[Dataset excerpts]
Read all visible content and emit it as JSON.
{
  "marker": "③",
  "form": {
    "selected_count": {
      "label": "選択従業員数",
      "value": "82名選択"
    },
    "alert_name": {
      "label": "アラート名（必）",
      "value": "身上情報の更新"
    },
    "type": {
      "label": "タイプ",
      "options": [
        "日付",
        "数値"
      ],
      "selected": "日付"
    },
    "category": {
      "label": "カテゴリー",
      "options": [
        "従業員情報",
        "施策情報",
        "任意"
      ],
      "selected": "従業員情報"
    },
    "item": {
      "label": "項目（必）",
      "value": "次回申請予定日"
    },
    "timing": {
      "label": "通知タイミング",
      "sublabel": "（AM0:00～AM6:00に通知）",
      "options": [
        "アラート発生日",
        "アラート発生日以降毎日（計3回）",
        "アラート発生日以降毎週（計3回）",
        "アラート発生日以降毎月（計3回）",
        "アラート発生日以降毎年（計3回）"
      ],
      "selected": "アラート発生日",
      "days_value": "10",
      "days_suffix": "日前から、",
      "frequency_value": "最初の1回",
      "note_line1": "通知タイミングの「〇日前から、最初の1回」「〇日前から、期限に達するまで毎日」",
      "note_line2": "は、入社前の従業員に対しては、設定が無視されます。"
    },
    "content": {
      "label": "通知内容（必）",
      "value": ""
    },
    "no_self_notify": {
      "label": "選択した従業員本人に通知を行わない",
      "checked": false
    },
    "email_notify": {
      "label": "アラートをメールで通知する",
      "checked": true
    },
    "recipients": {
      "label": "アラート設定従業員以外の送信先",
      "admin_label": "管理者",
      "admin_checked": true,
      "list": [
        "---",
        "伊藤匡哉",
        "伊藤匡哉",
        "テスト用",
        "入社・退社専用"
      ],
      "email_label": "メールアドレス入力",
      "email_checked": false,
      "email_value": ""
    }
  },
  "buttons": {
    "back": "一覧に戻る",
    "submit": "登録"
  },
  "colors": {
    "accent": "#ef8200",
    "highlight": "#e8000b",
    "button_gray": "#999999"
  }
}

• _Task to complete_
Print the records once more, exactly as they were given.

• _Result of this task_
Read all visible content and emit it as JSON.
{
  "marker": "③",
  "form": {
    "selected_count": {
      "label": "選択従業員数",
      "value": "82名選択"
    },
    "alert_name": {
      "label": "アラート名（必）",
      "value": "身上情報の更新"
    },
    "type": {
      "label": "タイプ",
      "options": [
        "日付",
        "数値"
      ],
      "selected": "日付"
    },
    "category": {
      "label": "カテゴリー",
      "options": [
        "従業員情報",
        "施策情報",
        "任意"
      ],
      "selected": "従業員情報"
    },
    "item": {
      "label": "項目（必）",
      "value": "次回申請予定日"
    },
    "timing": {
      "label": "通知タイミング",
      "sublabel": "（AM0:00～AM6:00に通知）",
      "options": [
        "アラート発生日",
        "アラート発生日以降毎日（計3回）",
        "アラート発生日以降毎週（計3回）",
        "アラート発生日以降毎月（計3回）",
        "アラート発生日以降毎年（計3回）"
      ],
      "selected": "アラート発生日",
      "days_value": "10",
      "days_suffix": "日前から、",
      "frequency_value": "最初の1回",
      "note_line1": "通知タイミングの「〇日前から、最初の1回」「〇日前から、期限に達するまで毎日」",
      "note_line2": "は、入社前の従業員に対しては、設定が無視されます。"
    },
    "content": {
      "label": "通知内容（必）",
      "value": ""
    },
    "no_self_notify": {
      "label": "選択した従業員本人に通知を行わない",
      "checked": false
    },
    "email_notify": {
      "label": "アラートをメールで通知する",
      "checked": true
    },
    "recipients": {
      "label": "アラート設定従業員以外の送信先",
      "admin_label": "管理者",
      "admin_checked": true,
      "list": [
        "---",
        "伊藤匡哉",
        "伊藤匡哉",
        "テスト用",
        "入社・退社専用"
      ],
      "email_label": "メールアドレス入力",
      "email_checked": false,
      "email_value": ""
    }
  },
  "buttons": {
    "back": "一覧に戻る",
    "submit": "登録"
  },
  "colors": {
    "accent": "#ef8200",
    "highlight": "#e8000b",
    "button_gray": "#999999"
  }
}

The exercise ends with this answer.